*Dataset records*.
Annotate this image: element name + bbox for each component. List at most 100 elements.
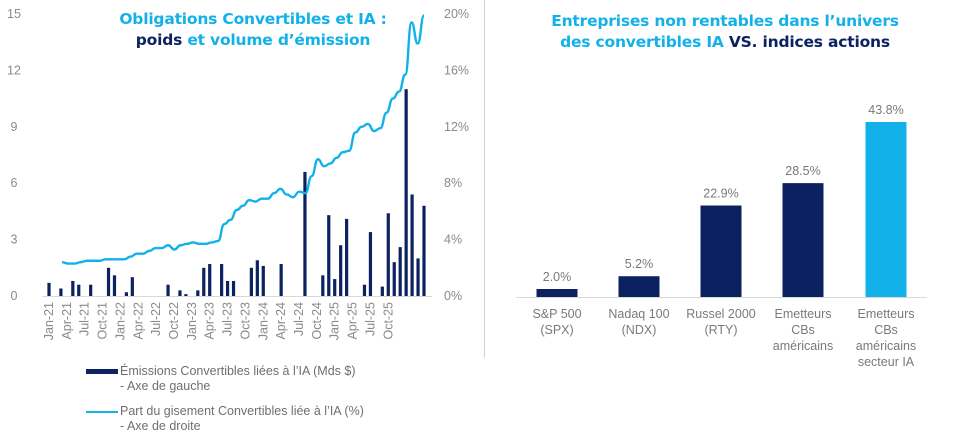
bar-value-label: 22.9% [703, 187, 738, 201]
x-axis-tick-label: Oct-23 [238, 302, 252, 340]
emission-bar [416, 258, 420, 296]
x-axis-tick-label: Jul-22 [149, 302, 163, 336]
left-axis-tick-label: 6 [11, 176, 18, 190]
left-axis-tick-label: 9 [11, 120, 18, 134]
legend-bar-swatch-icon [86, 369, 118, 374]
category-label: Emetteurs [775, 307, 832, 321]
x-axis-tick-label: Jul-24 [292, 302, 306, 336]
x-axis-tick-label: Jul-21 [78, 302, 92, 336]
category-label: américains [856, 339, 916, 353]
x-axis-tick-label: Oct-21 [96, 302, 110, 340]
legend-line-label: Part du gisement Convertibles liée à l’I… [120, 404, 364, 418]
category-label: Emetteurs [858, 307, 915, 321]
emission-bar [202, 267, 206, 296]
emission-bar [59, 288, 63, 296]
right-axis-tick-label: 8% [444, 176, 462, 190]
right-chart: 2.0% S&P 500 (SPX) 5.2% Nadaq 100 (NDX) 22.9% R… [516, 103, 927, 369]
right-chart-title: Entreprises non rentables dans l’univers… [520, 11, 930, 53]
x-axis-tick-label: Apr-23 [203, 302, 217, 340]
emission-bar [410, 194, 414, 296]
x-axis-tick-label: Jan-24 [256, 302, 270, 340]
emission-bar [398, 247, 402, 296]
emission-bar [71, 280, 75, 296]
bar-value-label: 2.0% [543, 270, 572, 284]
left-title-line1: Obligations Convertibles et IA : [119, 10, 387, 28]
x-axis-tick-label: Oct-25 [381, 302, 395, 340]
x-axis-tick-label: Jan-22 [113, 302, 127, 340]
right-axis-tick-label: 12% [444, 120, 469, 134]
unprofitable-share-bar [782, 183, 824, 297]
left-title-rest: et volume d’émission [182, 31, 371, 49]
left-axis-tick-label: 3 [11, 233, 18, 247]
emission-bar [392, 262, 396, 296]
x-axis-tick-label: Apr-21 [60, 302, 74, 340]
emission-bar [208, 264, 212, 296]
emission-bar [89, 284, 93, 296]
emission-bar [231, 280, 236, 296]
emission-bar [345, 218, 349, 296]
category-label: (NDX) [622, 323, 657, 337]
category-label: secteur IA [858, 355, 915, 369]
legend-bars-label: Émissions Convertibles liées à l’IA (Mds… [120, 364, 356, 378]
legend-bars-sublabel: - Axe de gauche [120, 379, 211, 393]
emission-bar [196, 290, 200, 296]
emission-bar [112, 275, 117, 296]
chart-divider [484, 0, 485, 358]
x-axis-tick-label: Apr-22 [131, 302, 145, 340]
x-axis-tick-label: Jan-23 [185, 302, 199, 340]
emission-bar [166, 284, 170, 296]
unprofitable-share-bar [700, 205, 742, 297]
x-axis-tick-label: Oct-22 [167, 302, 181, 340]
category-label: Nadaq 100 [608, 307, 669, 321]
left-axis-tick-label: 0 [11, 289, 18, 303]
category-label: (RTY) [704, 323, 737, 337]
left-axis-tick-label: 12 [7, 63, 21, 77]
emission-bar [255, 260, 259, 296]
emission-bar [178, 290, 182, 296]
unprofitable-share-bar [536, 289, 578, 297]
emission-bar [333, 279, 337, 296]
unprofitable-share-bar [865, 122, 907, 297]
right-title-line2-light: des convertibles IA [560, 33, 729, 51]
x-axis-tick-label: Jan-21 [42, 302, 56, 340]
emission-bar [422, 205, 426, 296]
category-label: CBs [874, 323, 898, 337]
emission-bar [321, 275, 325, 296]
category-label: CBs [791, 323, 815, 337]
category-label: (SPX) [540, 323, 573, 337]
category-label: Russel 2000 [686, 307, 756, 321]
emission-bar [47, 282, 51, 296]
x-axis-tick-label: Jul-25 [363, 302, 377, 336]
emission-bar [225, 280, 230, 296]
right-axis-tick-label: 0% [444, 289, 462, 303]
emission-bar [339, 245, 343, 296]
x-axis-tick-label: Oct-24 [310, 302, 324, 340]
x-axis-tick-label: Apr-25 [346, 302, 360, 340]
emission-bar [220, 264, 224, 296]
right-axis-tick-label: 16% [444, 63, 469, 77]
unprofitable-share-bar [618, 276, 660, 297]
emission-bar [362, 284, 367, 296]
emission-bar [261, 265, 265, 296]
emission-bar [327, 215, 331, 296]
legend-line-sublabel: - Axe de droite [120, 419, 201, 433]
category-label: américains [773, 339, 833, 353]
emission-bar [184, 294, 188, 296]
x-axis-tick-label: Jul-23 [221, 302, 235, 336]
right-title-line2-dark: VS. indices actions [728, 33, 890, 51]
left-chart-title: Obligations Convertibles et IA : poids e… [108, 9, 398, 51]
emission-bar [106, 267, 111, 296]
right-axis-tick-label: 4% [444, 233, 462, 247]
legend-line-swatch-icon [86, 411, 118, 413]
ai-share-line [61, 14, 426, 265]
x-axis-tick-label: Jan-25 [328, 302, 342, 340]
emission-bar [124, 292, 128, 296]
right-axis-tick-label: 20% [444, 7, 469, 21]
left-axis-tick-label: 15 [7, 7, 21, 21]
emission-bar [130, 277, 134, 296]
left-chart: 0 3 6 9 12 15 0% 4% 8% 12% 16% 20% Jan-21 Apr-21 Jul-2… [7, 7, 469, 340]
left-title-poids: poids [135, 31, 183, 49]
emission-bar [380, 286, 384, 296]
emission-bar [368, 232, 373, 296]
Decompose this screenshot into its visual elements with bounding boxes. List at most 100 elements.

==

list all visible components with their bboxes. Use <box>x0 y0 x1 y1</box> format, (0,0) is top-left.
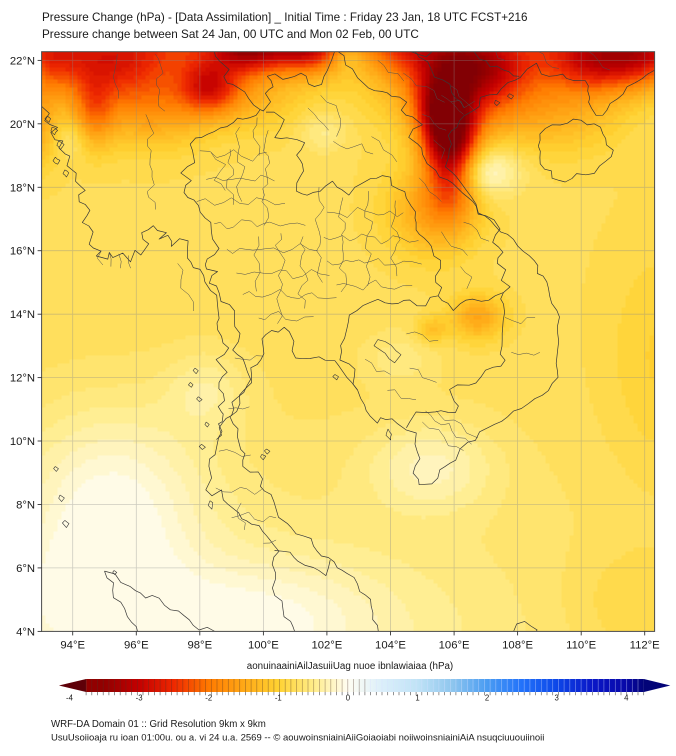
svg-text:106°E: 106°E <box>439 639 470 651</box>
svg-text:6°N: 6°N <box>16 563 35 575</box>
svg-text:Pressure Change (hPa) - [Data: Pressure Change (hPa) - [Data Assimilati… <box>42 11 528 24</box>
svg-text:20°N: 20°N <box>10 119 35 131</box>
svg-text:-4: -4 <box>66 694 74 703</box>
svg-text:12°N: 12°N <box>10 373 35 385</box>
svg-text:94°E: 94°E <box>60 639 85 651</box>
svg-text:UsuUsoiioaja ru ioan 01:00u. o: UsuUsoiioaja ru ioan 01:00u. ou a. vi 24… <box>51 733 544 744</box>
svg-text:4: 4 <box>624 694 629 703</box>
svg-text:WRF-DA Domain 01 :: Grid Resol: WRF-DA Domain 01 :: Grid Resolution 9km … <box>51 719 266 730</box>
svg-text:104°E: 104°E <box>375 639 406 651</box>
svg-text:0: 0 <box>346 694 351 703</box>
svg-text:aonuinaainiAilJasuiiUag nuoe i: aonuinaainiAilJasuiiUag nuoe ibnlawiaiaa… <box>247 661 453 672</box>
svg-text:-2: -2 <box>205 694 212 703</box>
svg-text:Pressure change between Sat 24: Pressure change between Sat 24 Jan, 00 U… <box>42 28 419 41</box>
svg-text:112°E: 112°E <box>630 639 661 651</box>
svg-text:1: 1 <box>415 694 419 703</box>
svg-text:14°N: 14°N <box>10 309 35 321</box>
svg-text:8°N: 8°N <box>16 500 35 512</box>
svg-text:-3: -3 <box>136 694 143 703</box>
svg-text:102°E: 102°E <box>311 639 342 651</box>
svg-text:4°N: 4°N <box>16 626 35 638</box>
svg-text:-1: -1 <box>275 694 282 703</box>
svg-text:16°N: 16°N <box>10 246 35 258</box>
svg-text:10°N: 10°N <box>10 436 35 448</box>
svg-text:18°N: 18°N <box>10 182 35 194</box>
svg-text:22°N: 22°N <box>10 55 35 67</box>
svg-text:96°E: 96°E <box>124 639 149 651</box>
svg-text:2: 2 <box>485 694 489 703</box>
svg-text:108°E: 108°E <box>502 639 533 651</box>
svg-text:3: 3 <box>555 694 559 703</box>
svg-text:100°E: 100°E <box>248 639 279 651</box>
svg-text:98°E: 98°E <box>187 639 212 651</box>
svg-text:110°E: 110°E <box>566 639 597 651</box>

*Required work*.
Please copy out the rows above without any changes, from the one containing "svg-text:106°E: 106°E <box>439" through the one containing "svg-text:102°E: 102°E <box>311", both included.

*Task result*.
svg-text:106°E: 106°E <box>439 639 470 651</box>
svg-text:6°N: 6°N <box>16 563 35 575</box>
svg-text:Pressure Change (hPa) - [Data: Pressure Change (hPa) - [Data Assimilati… <box>42 11 528 24</box>
svg-text:20°N: 20°N <box>10 119 35 131</box>
svg-text:-4: -4 <box>66 694 74 703</box>
svg-text:12°N: 12°N <box>10 373 35 385</box>
svg-text:94°E: 94°E <box>60 639 85 651</box>
svg-text:UsuUsoiioaja ru ioan 01:00u. o: UsuUsoiioaja ru ioan 01:00u. ou a. vi 24… <box>51 733 544 744</box>
svg-text:4: 4 <box>624 694 629 703</box>
svg-text:WRF-DA Domain 01 :: Grid Resol: WRF-DA Domain 01 :: Grid Resolution 9km … <box>51 719 266 730</box>
svg-text:104°E: 104°E <box>375 639 406 651</box>
svg-text:0: 0 <box>346 694 351 703</box>
svg-text:aonuinaainiAilJasuiiUag nuoe i: aonuinaainiAilJasuiiUag nuoe ibnlawiaiaa… <box>247 661 453 672</box>
svg-text:-2: -2 <box>205 694 212 703</box>
svg-text:Pressure change between Sat 24: Pressure change between Sat 24 Jan, 00 U… <box>42 28 419 41</box>
svg-text:112°E: 112°E <box>630 639 661 651</box>
svg-text:1: 1 <box>415 694 419 703</box>
svg-text:14°N: 14°N <box>10 309 35 321</box>
svg-text:8°N: 8°N <box>16 500 35 512</box>
svg-text:-3: -3 <box>136 694 143 703</box>
svg-text:102°E: 102°E <box>311 639 342 651</box>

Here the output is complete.